■ Records supplied
--- BEGIN ---

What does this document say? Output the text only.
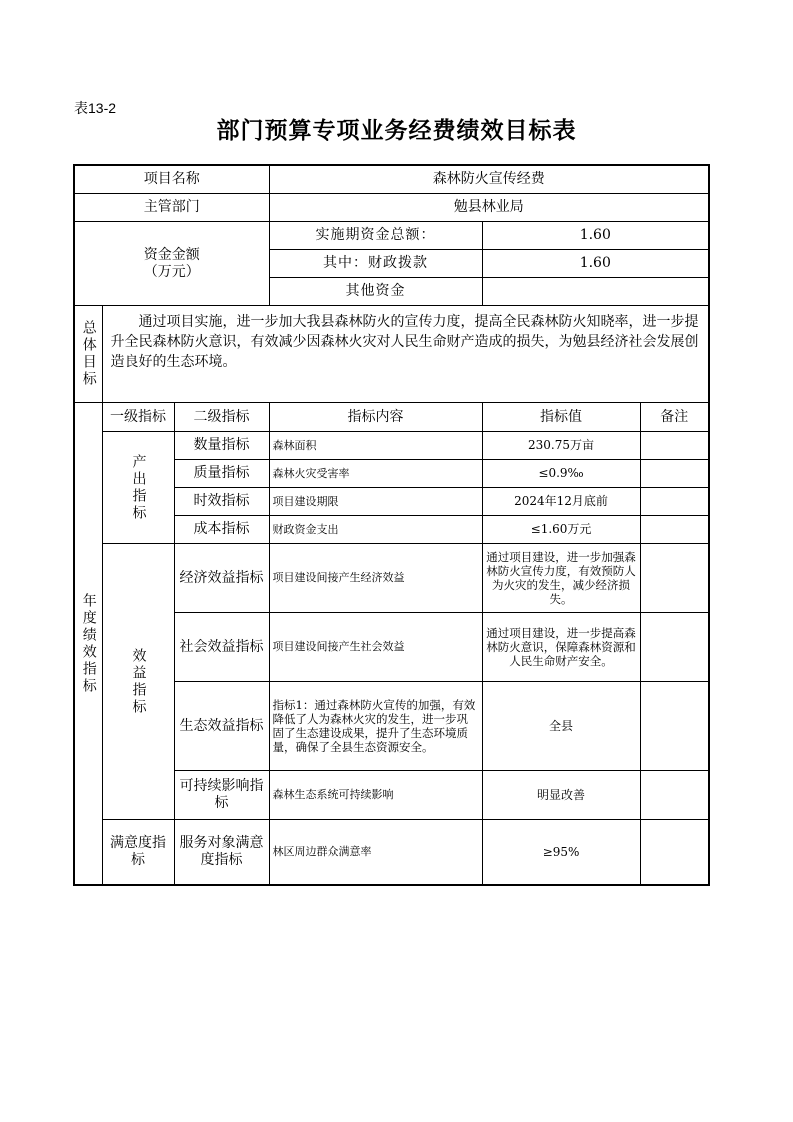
表13-2
部门预算专项业务经费绩效目标表
项目名称			森林防火宣传经费		
主管部门			勉县林业局		

资金金额
（万元）			实施期资金总额：	1.60	
			其中：财政拨款	1.60	
			其他资金		
总体目标	通过项目实施，进一步加大我县森林防火的宣传力度，提高全民森林防火知晓率，进一步提升全民森林防火意识，有效减少因森林火灾对人民生命财产造成的损失，为勉县经济社会发展创造良好的生态环境。				
年度绩效指标	一级指标	二级指标	指标内容	指标值	备注
	产出指标	数量指标	森林面积	230.75万亩	
		质量指标	森林火灾受害率	≤0.9‰	
		时效指标	项目建设期限	2024年12月底前	
		成本指标	财政资金支出	≤1.60万元	
	效益指标	经济效益指标	项目建设间接产生经济效益	通过项目建设，进一步加强森林防火宣传力度，有效预防人为火灾的发生，减少经济损失。	
		社会效益指标	项目建设间接产生社会效益	通过项目建设，进一步提高森林防火意识，保障森林资源和人民生命财产安全。	
		生态效益指标	指标1：通过森林防火宣传的加强，有效降低了人为森林火灾的发生，进一步巩固了生态建设成果，提升了生态环境质量，确保了全县生态资源安全。	全县	
		可持续影响指标	森林生态系统可持续影响	明显改善	
	满意度指标	服务对象满意度指标	林区周边群众满意率	≥95%	
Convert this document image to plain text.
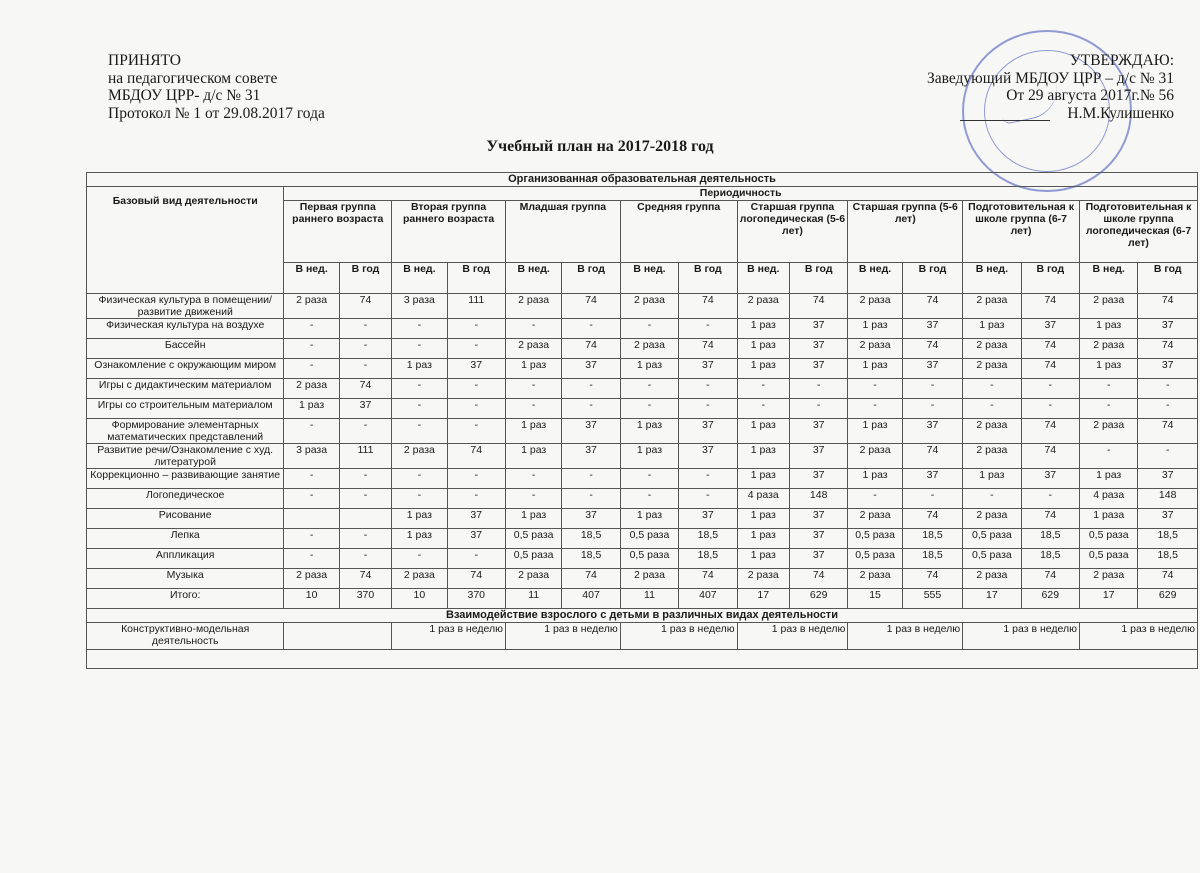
ПРИНЯТО
на педагогическом совете
МБДОУ ЦРР- д/с № 31
Протокол № 1 от 29.08.2017 года
УТВЕРЖДАЮ:
Заведующий МБДОУ ЦРР – д/с № 31
От 29 августа 2017г.№ 56
Н.М.Кулишенко
Учебный план на 2017-2018 год
Организованная образовательная деятельность																
Базовый вид деятельности	Периодичность															
	Первая группа раннего возраста		Вторая группа раннего возраста		Младшая группа		Средняя группа		Старшая группа логопедическая (5-6 лет)		Старшая группа (5-6 лет)		Подготовительная к школе группа (6-7 лет)		Подготовительная к школе группа логопедическая (6-7 лет)	
	В нед.	В год	В нед.	В год	В нед.	В год	В нед.	В год	В нед.	В год	В нед.	В год	В нед.	В год	В нед.	В год
Физическая культура в помещении/развитие движений	2 раза	74	3 раза	111	2 раза	74	2 раза	74	2 раза	74	2 раза	74	2 раза	74	2 раза	74
Физическая культура на воздухе	-	-	-	-	-	-	-	-	1 раз	37	1 раз	37	1 раз	37	1 раз	37
Бассейн	-	-	-	-	2 раза	74	2 раза	74	1 раз	37	2 раза	74	2 раза	74	2 раза	74
Ознакомление с окружающим миром	-	-	1 раз	37	1 раз	37	1 раз	37	1 раз	37	1 раз	37	2 раза	74	1 раз	37
Игры с дидактическим материалом	2 раза	74	-	-	-	-	-	-	-	-	-	-	-	-	-	-
Игры со строительным материалом	1 раз	37	-	-	-	-	-	-	-	-	-	-	-	-	-	-
Формирование элементарных математических представлений	-	-	-	-	1 раз	37	1 раз	37	1 раз	37	1 раз	37	2 раза	74	2 раза	74
Развитие речи/Ознакомление с худ. литературой	3 раза	111	2 раза	74	1 раз	37	1 раз	37	1 раз	37	2 раза	74	2 раза	74	-	-
Коррекционно – развивающие занятие	-	-	-	-	-	-	-	-	1 раз	37	1 раз	37	1 раз	37	1 раз	37
Логопедическое	-	-	-	-	-	-	-	-	4 раза	148	-	-	-	-	4 раза	148
Рисование			1 раз	37	1 раз	37	1 раз	37	1 раз	37	2 раза	74	2 раза	74	1 раза	37
Лепка	-	-	1 раз	37	0,5 раза	18,5	0,5 раза	18,5	1 раз	37	0,5 раза	18,5	0,5 раза	18,5	0,5 раза	18,5
Аппликация	-	-	-	-	0,5 раза	18,5	0,5 раза	18,5	1 раз	37	0,5 раза	18,5	0,5 раза	18,5	0,5 раза	18,5
Музыка	2 раза	74	2 раза	74	2 раза	74	2 раза	74	2 раза	74	2 раза	74	2 раза	74	2 раза	74
Итого:	10	370	10	370	11	407	11	407	17	629	15	555	17	629	17	629
Взаимодействие взрослого с детьми в различных видах деятельности																
Конструктивно-модельная деятельность			1 раз в неделю		1 раз в неделю		1 раз в неделю		1 раз в неделю		1 раз в неделю		1 раз в неделю		1 раз в неделю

--- END ---

■ Given exercise
Make an exact copy of the data, leaving its pictures out.

■ Problem solution
What does this document say? Output the text only.
表13-2
部门预算专项业务经费绩效目标表
项目名称			森林防火宣传经费		
主管部门			勉县林业局		

资金金额
（万元）			实施期资金总额：	1.60	
			其中：财政拨款	1.60	
			其他资金		
总体目标	通过项目实施，进一步加大我县森林防火的宣传力度，提高全民森林防火知晓率，进一步提升全民森林防火意识，有效减少因森林火灾对人民生命财产造成的损失，为勉县经济社会发展创造良好的生态环境。				
年度绩效指标	一级指标	二级指标	指标内容	指标值	备注
	产出指标	数量指标	森林面积	230.75万亩	
		质量指标	森林火灾受害率	≤0.9‰	
		时效指标	项目建设期限	2024年12月底前	
		成本指标	财政资金支出	≤1.60万元	
	效益指标	经济效益指标	项目建设间接产生经济效益	通过项目建设，进一步加强森林防火宣传力度，有效预防人为火灾的发生，减少经济损失。	
		社会效益指标	项目建设间接产生社会效益	通过项目建设，进一步提高森林防火意识，保障森林资源和人民生命财产安全。	
		生态效益指标	指标1：通过森林防火宣传的加强，有效降低了人为森林火灾的发生，进一步巩固了生态建设成果，提升了生态环境质量，确保了全县生态资源安全。	全县	
		可持续影响指标	森林生态系统可持续影响	明显改善	
	满意度指标	服务对象满意度指标	林区周边群众满意率	≥95%	
Convert this document image to plain text.
ПРИНЯТО
на педагогическом совете
МБДОУ ЦРР- д/с № 31
Протокол № 1 от 29.08.2017 года
УТВЕРЖДАЮ:
Заведующий МБДОУ ЦРР – д/с № 31
От 29 августа 2017г.№ 56
Н.М.Кулишенко
Учебный план на 2017-2018 год
Организованная образовательная деятельность																
Базовый вид деятельности	Периодичность															
	Первая группа раннего возраста		Вторая группа раннего возраста		Младшая группа		Средняя группа		Старшая группа логопедическая (5-6 лет)		Старшая группа (5-6 лет)		Подготовительная к школе группа (6-7 лет)		Подготовительная к школе группа логопедическая (6-7 лет)	
	В нед.	В год	В нед.	В год	В нед.	В год	В нед.	В год	В нед.	В год	В нед.	В год	В нед.	В год	В нед.	В год
Физическая культура в помещении/развитие движений	2 раза	74	3 раза	111	2 раза	74	2 раза	74	2 раза	74	2 раза	74	2 раза	74	2 раза	74
Физическая культура на воздухе	-	-	-	-	-	-	-	-	1 раз	37	1 раз	37	1 раз	37	1 раз	37
Бассейн	-	-	-	-	2 раза	74	2 раза	74	1 раз	37	2 раза	74	2 раза	74	2 раза	74
Ознакомление с окружающим миром	-	-	1 раз	37	1 раз	37	1 раз	37	1 раз	37	1 раз	37	2 раза	74	1 раз	37
Игры с дидактическим материалом	2 раза	74	-	-	-	-	-	-	-	-	-	-	-	-	-	-
Игры со строительным материалом	1 раз	37	-	-	-	-	-	-	-	-	-	-	-	-	-	-
Формирование элементарных математических представлений	-	-	-	-	1 раз	37	1 раз	37	1 раз	37	1 раз	37	2 раза	74	2 раза	74
Развитие речи/Ознакомление с худ. литературой	3 раза	111	2 раза	74	1 раз	37	1 раз	37	1 раз	37	2 раза	74	2 раза	74	-	-
Коррекционно – развивающие занятие	-	-	-	-	-	-	-	-	1 раз	37	1 раз	37	1 раз	37	1 раз	37
Логопедическое	-	-	-	-	-	-	-	-	4 раза	148	-	-	-	-	4 раза	148
Рисование			1 раз	37	1 раз	37	1 раз	37	1 раз	37	2 раза	74	2 раза	74	1 раза	37
Лепка	-	-	1 раз	37	0,5 раза	18,5	0,5 раза	18,5	1 раз	37	0,5 раза	18,5	0,5 раза	18,5	0,5 раза	18,5
Аппликация	-	-	-	-	0,5 раза	18,5	0,5 раза	18,5	1 раз	37	0,5 раза	18,5	0,5 раза	18,5	0,5 раза	18,5
Музыка	2 раза	74	2 раза	74	2 раза	74	2 раза	74	2 раза	74	2 раза	74	2 раза	74	2 раза	74
Итого:	10	370	10	370	11	407	11	407	17	629	15	555	17	629	17	629
Взаимодействие взрослого с детьми в различных видах деятельности																
Конструктивно-модельная деятельность			1 раз в неделю		1 раз в неделю		1 раз в неделю		1 раз в неделю		1 раз в неделю		1 раз в неделю		1 раз в неделю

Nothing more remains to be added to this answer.